— BEGIN ITEMS —

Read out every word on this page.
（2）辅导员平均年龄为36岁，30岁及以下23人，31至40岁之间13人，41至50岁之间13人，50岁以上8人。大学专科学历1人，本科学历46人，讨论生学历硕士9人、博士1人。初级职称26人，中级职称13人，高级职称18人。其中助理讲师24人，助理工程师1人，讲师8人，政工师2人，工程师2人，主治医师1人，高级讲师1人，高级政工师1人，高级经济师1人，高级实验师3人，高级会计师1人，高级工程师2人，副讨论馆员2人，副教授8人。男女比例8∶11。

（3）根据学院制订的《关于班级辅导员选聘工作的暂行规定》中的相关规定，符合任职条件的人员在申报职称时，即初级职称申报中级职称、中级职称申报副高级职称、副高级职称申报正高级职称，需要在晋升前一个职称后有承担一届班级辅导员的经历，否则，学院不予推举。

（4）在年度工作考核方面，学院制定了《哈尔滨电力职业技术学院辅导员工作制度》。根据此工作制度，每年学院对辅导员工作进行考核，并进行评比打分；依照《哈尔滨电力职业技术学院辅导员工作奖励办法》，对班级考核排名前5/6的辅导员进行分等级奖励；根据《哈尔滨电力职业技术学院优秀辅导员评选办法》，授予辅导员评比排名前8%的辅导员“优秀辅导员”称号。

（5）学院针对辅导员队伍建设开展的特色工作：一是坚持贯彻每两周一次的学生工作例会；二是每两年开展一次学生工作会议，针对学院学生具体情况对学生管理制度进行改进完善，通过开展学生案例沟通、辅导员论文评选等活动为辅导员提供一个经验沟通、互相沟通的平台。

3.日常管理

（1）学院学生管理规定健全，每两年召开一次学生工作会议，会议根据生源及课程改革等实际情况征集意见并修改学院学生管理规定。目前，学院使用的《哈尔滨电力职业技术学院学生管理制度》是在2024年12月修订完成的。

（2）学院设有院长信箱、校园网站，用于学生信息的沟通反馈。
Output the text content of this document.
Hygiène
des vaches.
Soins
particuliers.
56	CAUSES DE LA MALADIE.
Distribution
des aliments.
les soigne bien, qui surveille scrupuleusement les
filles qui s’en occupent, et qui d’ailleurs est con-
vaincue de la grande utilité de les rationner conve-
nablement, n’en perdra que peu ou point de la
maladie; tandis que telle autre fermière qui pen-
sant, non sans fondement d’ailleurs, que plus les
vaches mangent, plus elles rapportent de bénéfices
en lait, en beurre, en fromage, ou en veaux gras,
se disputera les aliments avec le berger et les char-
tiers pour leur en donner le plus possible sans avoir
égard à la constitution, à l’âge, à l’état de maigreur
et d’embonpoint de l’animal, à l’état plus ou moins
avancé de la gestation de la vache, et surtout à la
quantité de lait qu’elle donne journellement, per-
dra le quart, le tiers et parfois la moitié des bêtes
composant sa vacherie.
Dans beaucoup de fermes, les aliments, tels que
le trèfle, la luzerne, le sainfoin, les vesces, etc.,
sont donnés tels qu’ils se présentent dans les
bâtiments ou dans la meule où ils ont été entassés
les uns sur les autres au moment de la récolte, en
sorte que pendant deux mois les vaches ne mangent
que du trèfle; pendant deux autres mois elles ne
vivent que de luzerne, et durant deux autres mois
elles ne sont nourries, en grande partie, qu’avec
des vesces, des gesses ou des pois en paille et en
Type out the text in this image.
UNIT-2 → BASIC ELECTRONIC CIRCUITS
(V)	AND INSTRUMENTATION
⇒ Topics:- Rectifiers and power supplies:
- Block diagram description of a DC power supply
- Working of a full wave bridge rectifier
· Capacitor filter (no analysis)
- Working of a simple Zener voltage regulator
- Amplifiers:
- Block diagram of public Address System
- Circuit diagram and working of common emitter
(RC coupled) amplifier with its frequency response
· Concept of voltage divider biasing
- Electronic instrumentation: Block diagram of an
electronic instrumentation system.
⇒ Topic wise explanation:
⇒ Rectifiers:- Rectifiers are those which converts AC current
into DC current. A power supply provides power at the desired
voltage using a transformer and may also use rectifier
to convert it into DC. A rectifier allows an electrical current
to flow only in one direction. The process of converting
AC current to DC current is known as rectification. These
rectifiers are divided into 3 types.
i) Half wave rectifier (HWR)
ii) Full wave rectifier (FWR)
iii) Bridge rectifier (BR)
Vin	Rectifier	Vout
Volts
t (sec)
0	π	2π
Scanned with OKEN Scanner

— END ITEMS —

• **WHAT IS BEING ASKED**
Word for word, quote all of the data above.

• **TASK RESULT**
Read out every word on this page.
（2）辅导员平均年龄为36岁，30岁及以下23人，31至40岁之间13人，41至50岁之间13人，50岁以上8人。大学专科学历1人，本科学历46人，讨论生学历硕士9人、博士1人。初级职称26人，中级职称13人，高级职称18人。其中助理讲师24人，助理工程师1人，讲师8人，政工师2人，工程师2人，主治医师1人，高级讲师1人，高级政工师1人，高级经济师1人，高级实验师3人，高级会计师1人，高级工程师2人，副讨论馆员2人，副教授8人。男女比例8∶11。

（3）根据学院制订的《关于班级辅导员选聘工作的暂行规定》中的相关规定，符合任职条件的人员在申报职称时，即初级职称申报中级职称、中级职称申报副高级职称、副高级职称申报正高级职称，需要在晋升前一个职称后有承担一届班级辅导员的经历，否则，学院不予推举。

（4）在年度工作考核方面，学院制定了《哈尔滨电力职业技术学院辅导员工作制度》。根据此工作制度，每年学院对辅导员工作进行考核，并进行评比打分；依照《哈尔滨电力职业技术学院辅导员工作奖励办法》，对班级考核排名前5/6的辅导员进行分等级奖励；根据《哈尔滨电力职业技术学院优秀辅导员评选办法》，授予辅导员评比排名前8%的辅导员“优秀辅导员”称号。

（5）学院针对辅导员队伍建设开展的特色工作：一是坚持贯彻每两周一次的学生工作例会；二是每两年开展一次学生工作会议，针对学院学生具体情况对学生管理制度进行改进完善，通过开展学生案例沟通、辅导员论文评选等活动为辅导员提供一个经验沟通、互相沟通的平台。

3.日常管理

（1）学院学生管理规定健全，每两年召开一次学生工作会议，会议根据生源及课程改革等实际情况征集意见并修改学院学生管理规定。目前，学院使用的《哈尔滨电力职业技术学院学生管理制度》是在2024年12月修订完成的。

（2）学院设有院长信箱、校园网站，用于学生信息的沟通反馈。
Output the text content of this document.
Hygiène
des vaches.
Soins
particuliers.
56	CAUSES DE LA MALADIE.
Distribution
des aliments.
les soigne bien, qui surveille scrupuleusement les
filles qui s’en occupent, et qui d’ailleurs est con-
vaincue de la grande utilité de les rationner conve-
nablement, n’en perdra que peu ou point de la
maladie; tandis que telle autre fermière qui pen-
sant, non sans fondement d’ailleurs, que plus les
vaches mangent, plus elles rapportent de bénéfices
en lait, en beurre, en fromage, ou en veaux gras,
se disputera les aliments avec le berger et les char-
tiers pour leur en donner le plus possible sans avoir
égard à la constitution, à l’âge, à l’état de maigreur
et d’embonpoint de l’animal, à l’état plus ou moins
avancé de la gestation de la vache, et surtout à la
quantité de lait qu’elle donne journellement, per-
dra le quart, le tiers et parfois la moitié des bêtes
composant sa vacherie.
Dans beaucoup de fermes, les aliments, tels que
le trèfle, la luzerne, le sainfoin, les vesces, etc.,
sont donnés tels qu’ils se présentent dans les
bâtiments ou dans la meule où ils ont été entassés
les uns sur les autres au moment de la récolte, en
sorte que pendant deux mois les vaches ne mangent
que du trèfle; pendant deux autres mois elles ne
vivent que de luzerne, et durant deux autres mois
elles ne sont nourries, en grande partie, qu’avec
des vesces, des gesses ou des pois en paille et en
Type out the text in this image.
UNIT-2 → BASIC ELECTRONIC CIRCUITS
(V)	AND INSTRUMENTATION
⇒ Topics:- Rectifiers and power supplies:
- Block diagram description of a DC power supply
- Working of a full wave bridge rectifier
· Capacitor filter (no analysis)
- Working of a simple Zener voltage regulator
- Amplifiers:
- Block diagram of public Address System
- Circuit diagram and working of common emitter
(RC coupled) amplifier with its frequency response
· Concept of voltage divider biasing
- Electronic instrumentation: Block diagram of an
electronic instrumentation system.
⇒ Topic wise explanation:
⇒ Rectifiers:- Rectifiers are those which converts AC current
into DC current. A power supply provides power at the desired
voltage using a transformer and may also use rectifier
to convert it into DC. A rectifier allows an electrical current
to flow only in one direction. The process of converting
AC current to DC current is known as rectification. These
rectifiers are divided into 3 types.
i) Half wave rectifier (HWR)
ii) Full wave rectifier (FWR)
iii) Bridge rectifier (BR)
Vin	Rectifier	Vout
Volts
t (sec)
0	π	2π
Scanned with OKEN Scanner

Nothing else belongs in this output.